(Excerpt from a dataset)
——————————

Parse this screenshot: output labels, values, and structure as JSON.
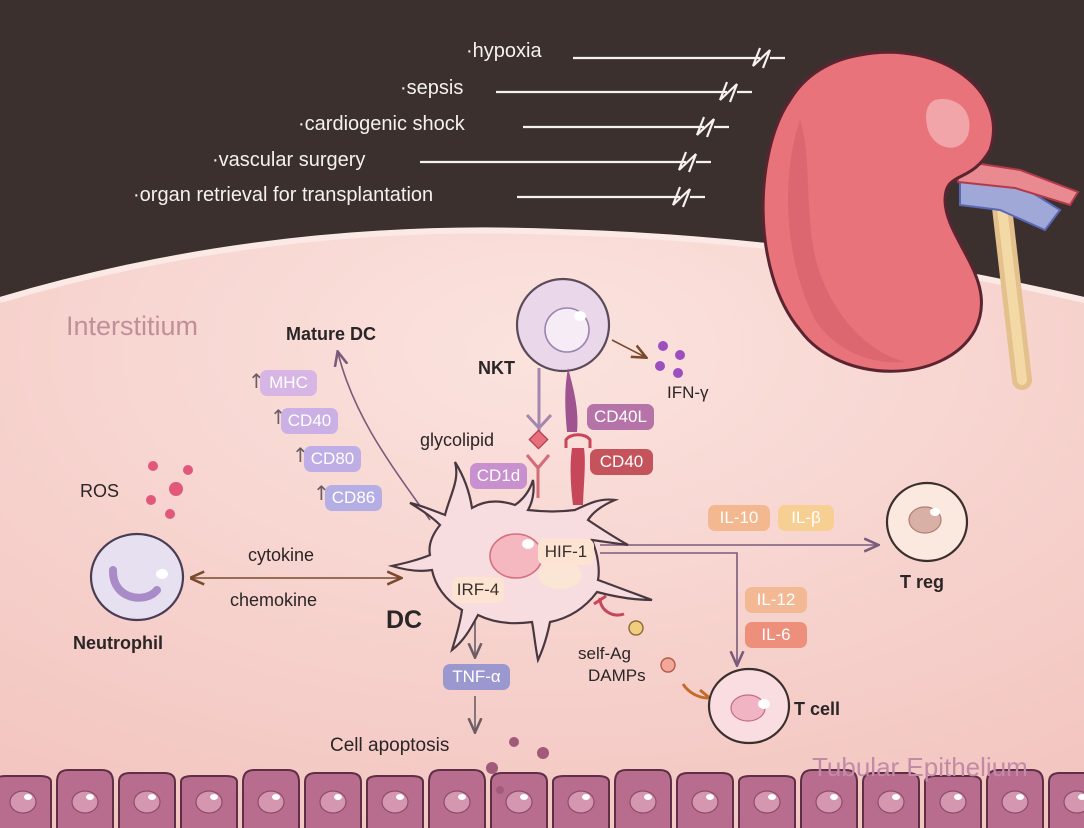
{
  "causes": [
    "·hypoxia",
    "·sepsis",
    "·cardiogenic shock",
    "·vascular surgery",
    "·organ retrieval for transplantation"
  ],
  "regions": {
    "interstitium": "Interstitium",
    "tubular_epithelium": "Tubular Epithelium"
  },
  "cells": {
    "mature_dc": "Mature DC",
    "nkt": "NKT",
    "dc": "DC",
    "neutrophil": "Neutrophil",
    "t_reg": "T reg",
    "t_cell": "T cell"
  },
  "molecules": {
    "mhc": "MHC",
    "cd40": "CD40",
    "cd80": "CD80",
    "cd86": "CD86",
    "ifn_gamma": "IFN-γ",
    "cd40l": "CD40L",
    "cd40_nkt": "CD40",
    "cd1d": "CD1d",
    "glycolipid": "glycolipid",
    "ros": "ROS",
    "hif1": "HIF-1",
    "irf4": "IRF-4",
    "tnf_alpha": "TNF-α",
    "il10": "IL-10",
    "il_beta": "IL-β",
    "il12": "IL-12",
    "il6": "IL-6"
  },
  "labels": {
    "cytokine": "cytokine",
    "chemokine": "chemokine",
    "self_ag": "self-Ag",
    "damps": "DAMPs",
    "cell_apoptosis": "Cell apoptosis"
  },
  "colors": {
    "background_dark": "#3b302e",
    "interstitium": "#f7d3cd",
    "kidney": "#e8737a",
    "dc_body": "#f8dde0",
    "pill_purple": "#c9a6db",
    "pill_lavender": "#b9b1e2",
    "pill_red": "#c4535c",
    "pill_orange": "#f2b58e",
    "pill_salmon": "#ee8f7c",
    "tubule_cell": "#b86d8e"
  }
}
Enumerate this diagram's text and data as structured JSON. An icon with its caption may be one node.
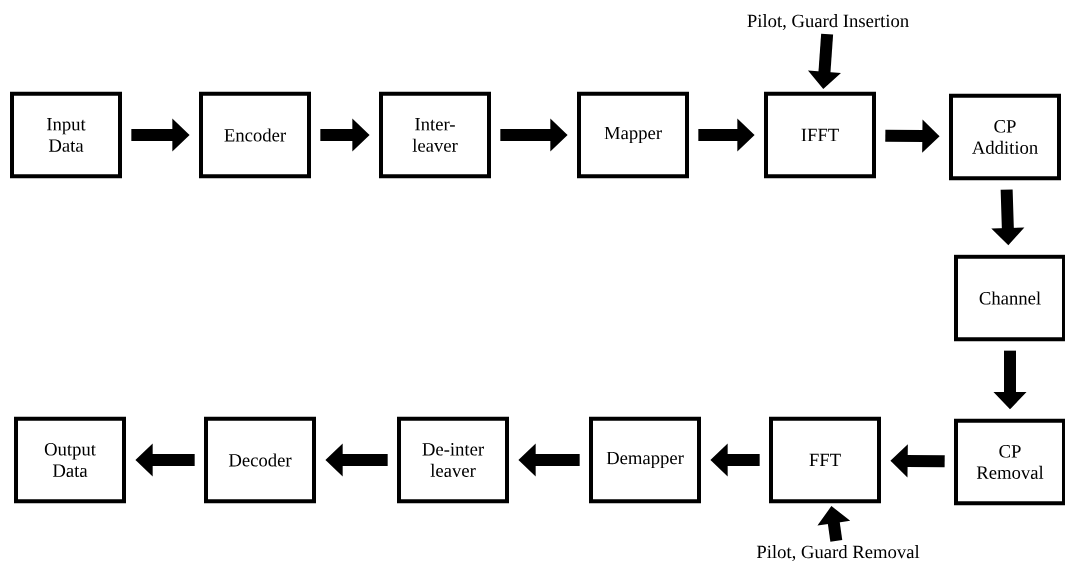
{
  "diagram": {
    "nodes": [
      {
        "text": [
          "Input Data"
        ]
      },
      {
        "text": [
          "Encoder"
        ]
      },
      {
        "text": [
          "Inter- leaver"
        ]
      },
      {
        "text": [
          "Mapper"
        ]
      },
      {
        "text": [
          "IFFT"
        ]
      },
      {
        "text": [
          "CP Addition"
        ]
      },
      {
        "text": [
          "Channel"
        ]
      },
      {
        "text": [
          "CP Removal"
        ]
      },
      {
        "text": [
          "FFT"
        ]
      },
      {
        "text": [
          "Demapper"
        ]
      },
      {
        "text": [
          "De-inter leaver"
        ]
      },
      {
        "text": [
          "Decoder"
        ]
      },
      {
        "text": [
          "Output Data"
        ]
      },
      {
        "text": [
          "Pilot, Guard Insertion"
        ]
      },
      {
        "text": [
          "Pilot, Guard Removal"
        ]
      }
    ],
    "edges": [
      {
        "from": 0,
        "to": 1,
        "arrow": "to"
      },
      {
        "from": 1,
        "to": 2,
        "arrow": "to"
      },
      {
        "from": 2,
        "to": 3,
        "arrow": "to"
      },
      {
        "from": 3,
        "to": 4,
        "arrow": "to"
      },
      {
        "from": 4,
        "to": 5,
        "arrow": "to"
      },
      {
        "from": 5,
        "to": 6,
        "arrow": "to"
      },
      {
        "from": 6,
        "to": 7,
        "arrow": "to"
      },
      {
        "from": 7,
        "to": 8,
        "arrow": "to"
      },
      {
        "from": 8,
        "to": 9,
        "arrow": "to"
      },
      {
        "from": 9,
        "to": 10,
        "arrow": "to"
      },
      {
        "from": 10,
        "to": 11,
        "arrow": "to"
      },
      {
        "from": 11,
        "to": 12,
        "arrow": "to"
      },
      {
        "from": 13,
        "to": 4,
        "arrow": "to"
      },
      {
        "from": 14,
        "to": 8,
        "arrow": "to"
      }
    ]
  }
}
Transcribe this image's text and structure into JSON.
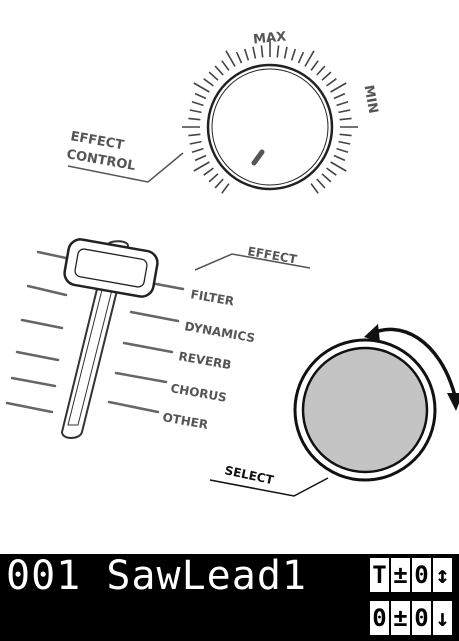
{
  "effect_control": {
    "label_line1": "EFFECT",
    "label_line2": "CONTROL",
    "max_label": "MAX",
    "min_label": "MIN"
  },
  "effect_slider": {
    "title": "EFFECT",
    "options": [
      "FILTER",
      "DYNAMICS",
      "REVERB",
      "CHORUS",
      "OTHER"
    ]
  },
  "select_dial": {
    "label": "SELECT"
  },
  "lcd": {
    "line1": "001 SawLead1",
    "row1_icons": [
      "T",
      "±",
      "0",
      "↕"
    ],
    "row2_icons": [
      "0",
      "±",
      "0",
      "↓"
    ]
  },
  "colors": {
    "dial_fill": "#c4c4c4",
    "label_gray": "#555555",
    "lcd_background": "#000000"
  }
}
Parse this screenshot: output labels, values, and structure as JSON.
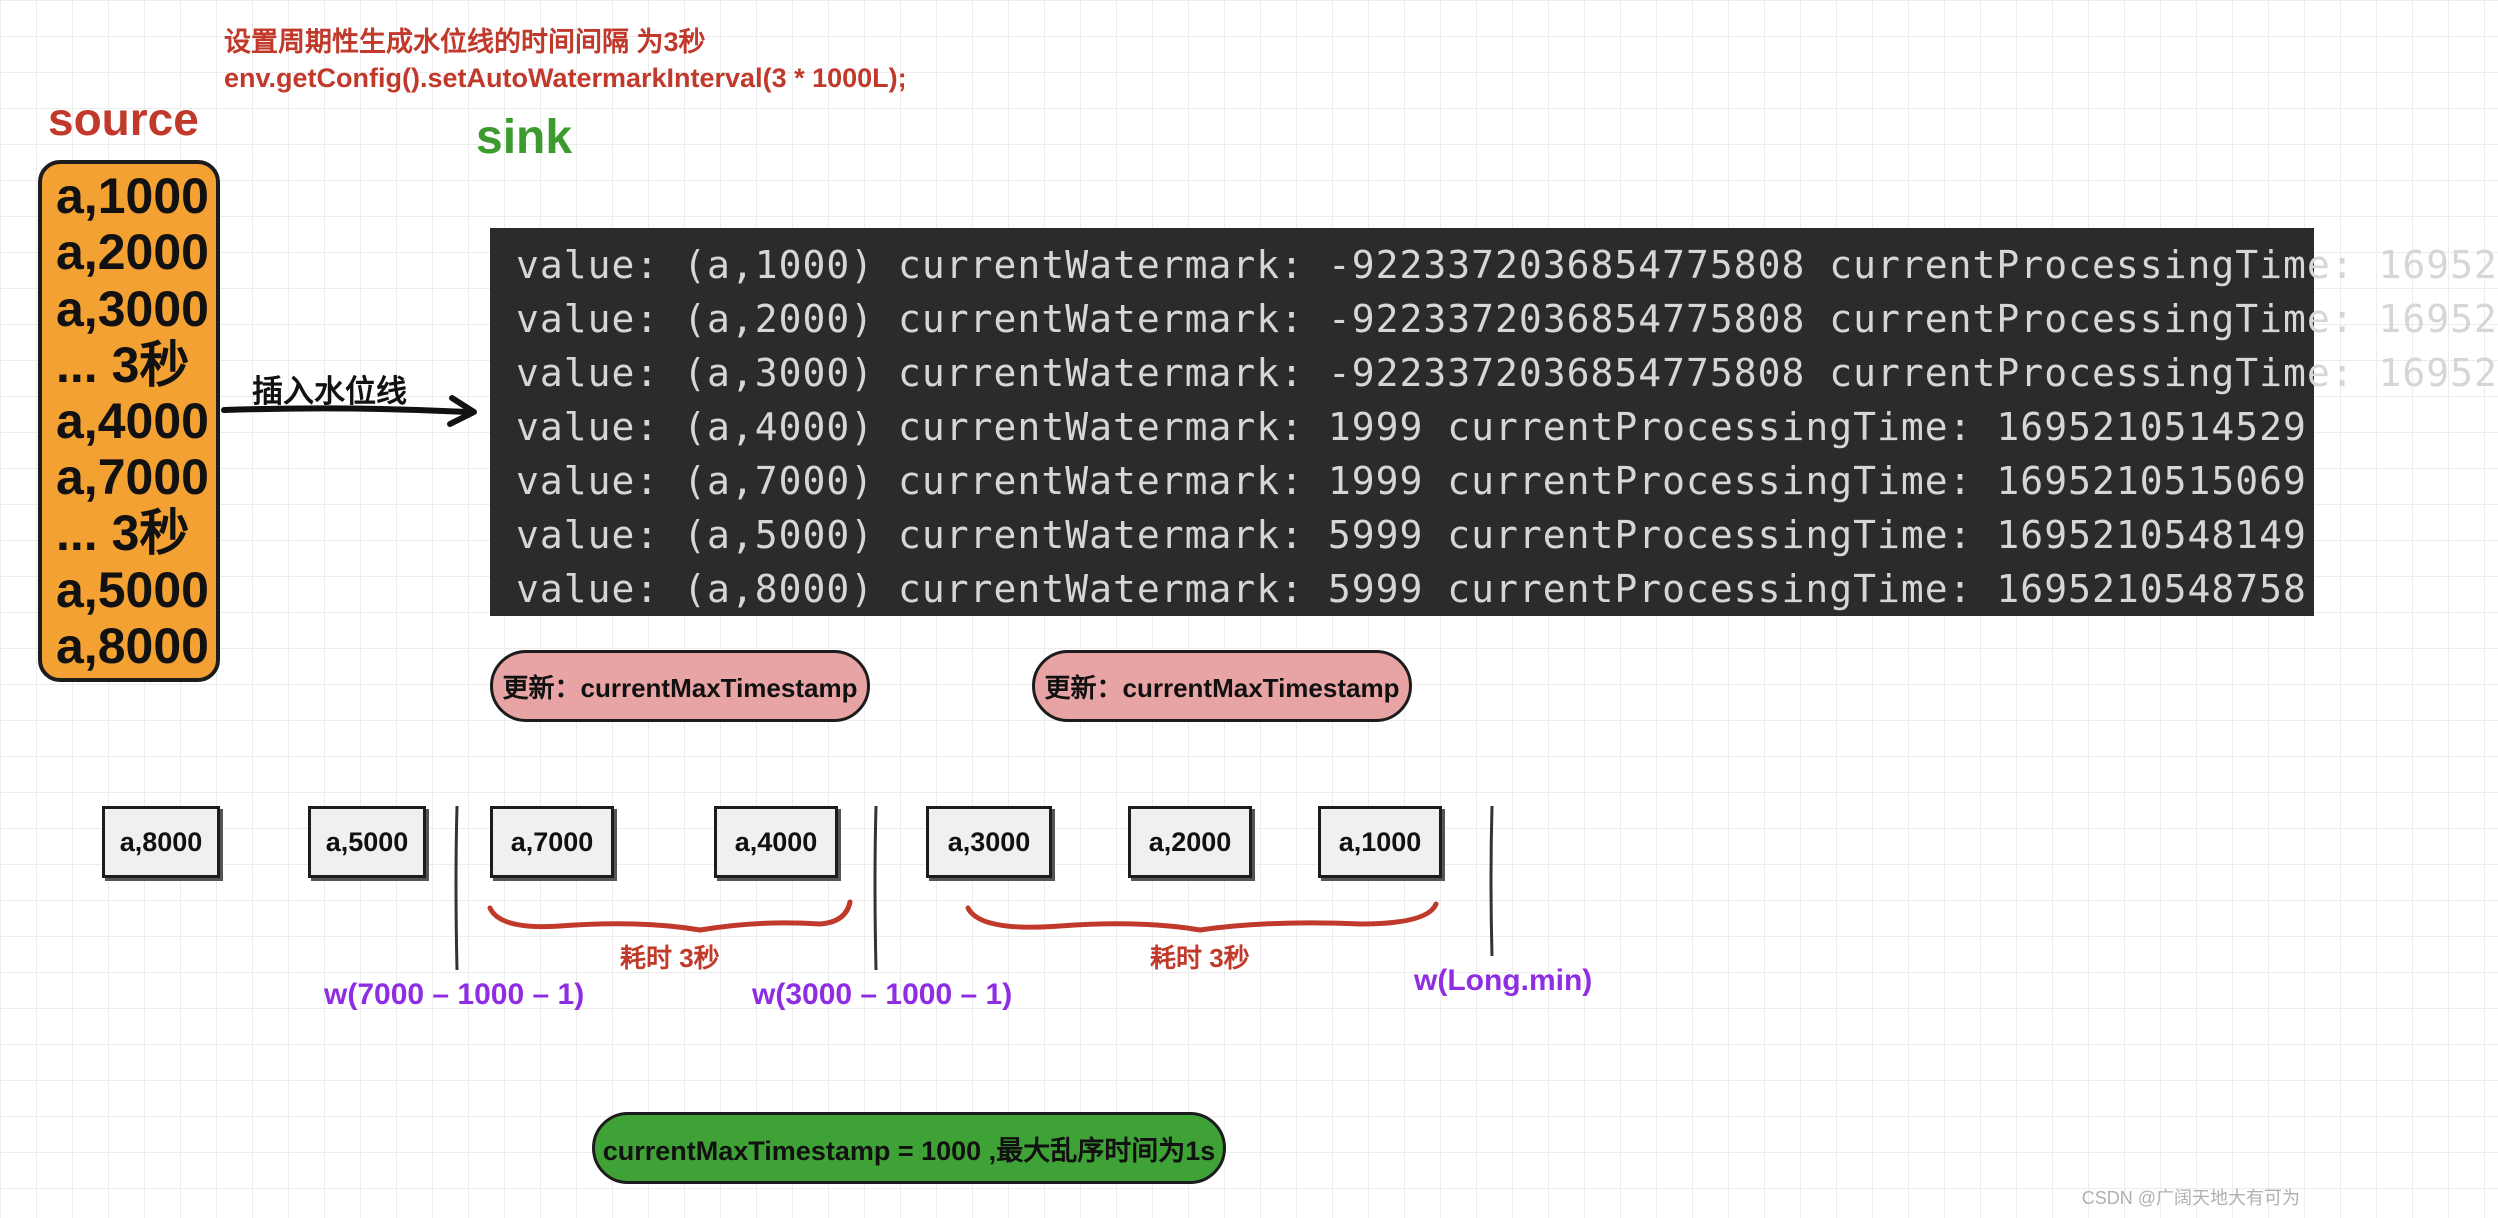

——————————

## Direction:
Leave out the pictures and output every record above precisely as given.

## Result:
Parse this screenshot: output labels, values, and structure as JSON.
{
  "causes": [
    "·hypoxia",
    "·sepsis",
    "·cardiogenic shock",
    "·vascular surgery",
    "·organ retrieval for transplantation"
  ],
  "regions": {
    "interstitium": "Interstitium",
    "tubular_epithelium": "Tubular Epithelium"
  },
  "cells": {
    "mature_dc": "Mature DC",
    "nkt": "NKT",
    "dc": "DC",
    "neutrophil": "Neutrophil",
    "t_reg": "T reg",
    "t_cell": "T cell"
  },
  "molecules": {
    "mhc": "MHC",
    "cd40": "CD40",
    "cd80": "CD80",
    "cd86": "CD86",
    "ifn_gamma": "IFN-γ",
    "cd40l": "CD40L",
    "cd40_nkt": "CD40",
    "cd1d": "CD1d",
    "glycolipid": "glycolipid",
    "ros": "ROS",
    "hif1": "HIF-1",
    "irf4": "IRF-4",
    "tnf_alpha": "TNF-α",
    "il10": "IL-10",
    "il_beta": "IL-β",
    "il12": "IL-12",
    "il6": "IL-6"
  },
  "labels": {
    "cytokine": "cytokine",
    "chemokine": "chemokine",
    "self_ag": "self-Ag",
    "damps": "DAMPs",
    "cell_apoptosis": "Cell apoptosis"
  },
  "colors": {
    "background_dark": "#3b302e",
    "interstitium": "#f7d3cd",
    "kidney": "#e8737a",
    "dc_body": "#f8dde0",
    "pill_purple": "#c9a6db",
    "pill_lavender": "#b9b1e2",
    "pill_red": "#c4535c",
    "pill_orange": "#f2b58e",
    "pill_salmon": "#ee8f7c",
    "tubule_cell": "#b86d8e"
  }
}
Enumerate this diagram's text and data as structured JSON. An icon with its caption may be one node.
{
  "diagram": {
    "nodes": [
      {
        "text": [
          "Input Data"
        ]
      },
      {
        "text": [
          "Encoder"
        ]
      },
      {
        "text": [
          "Inter- leaver"
        ]
      },
      {
        "text": [
          "Mapper"
        ]
      },
      {
        "text": [
          "IFFT"
        ]
      },
      {
        "text": [
          "CP Addition"
        ]
      },
      {
        "text": [
          "Channel"
        ]
      },
      {
        "text": [
          "CP Removal"
        ]
      },
      {
        "text": [
          "FFT"
        ]
      },
      {
        "text": [
          "Demapper"
        ]
      },
      {
        "text": [
          "De-inter leaver"
        ]
      },
      {
        "text": [
          "Decoder"
        ]
      },
      {
        "text": [
          "Output Data"
        ]
      },
      {
        "text": [
          "Pilot, Guard Insertion"
        ]
      },
      {
        "text": [
          "Pilot, Guard Removal"
        ]
      }
    ],
    "edges": [
      {
        "from": 0,
        "to": 1,
        "arrow": "to"
      },
      {
        "from": 1,
        "to": 2,
        "arrow": "to"
      },
      {
        "from": 2,
        "to": 3,
        "arrow": "to"
      },
      {
        "from": 3,
        "to": 4,
        "arrow": "to"
      },
      {
        "from": 4,
        "to": 5,
        "arrow": "to"
      },
      {
        "from": 5,
        "to": 6,
        "arrow": "to"
      },
      {
        "from": 6,
        "to": 7,
        "arrow": "to"
      },
      {
        "from": 7,
        "to": 8,
        "arrow": "to"
      },
      {
        "from": 8,
        "to": 9,
        "arrow": "to"
      },
      {
        "from": 9,
        "to": 10,
        "arrow": "to"
      },
      {
        "from": 10,
        "to": 11,
        "arrow": "to"
      },
      {
        "from": 11,
        "to": 12,
        "arrow": "to"
      },
      {
        "from": 13,
        "to": 4,
        "arrow": "to"
      },
      {
        "from": 14,
        "to": 8,
        "arrow": "to"
      }
    ]
  }
}
Transcribe this image's text and structure into JSON.
{
  "effect_control": {
    "label_line1": "EFFECT",
    "label_line2": "CONTROL",
    "max_label": "MAX",
    "min_label": "MIN"
  },
  "effect_slider": {
    "title": "EFFECT",
    "options": [
      "FILTER",
      "DYNAMICS",
      "REVERB",
      "CHORUS",
      "OTHER"
    ]
  },
  "select_dial": {
    "label": "SELECT"
  },
  "lcd": {
    "line1": "001 SawLead1",
    "row1_icons": [
      "T",
      "±",
      "0",
      "↕"
    ],
    "row2_icons": [
      "0",
      "±",
      "0",
      "↓"
    ]
  },
  "colors": {
    "dial_fill": "#c4c4c4",
    "label_gray": "#555555",
    "lcd_background": "#000000"
  }
}
Parse this screenshot: output labels, values, and structure as JSON.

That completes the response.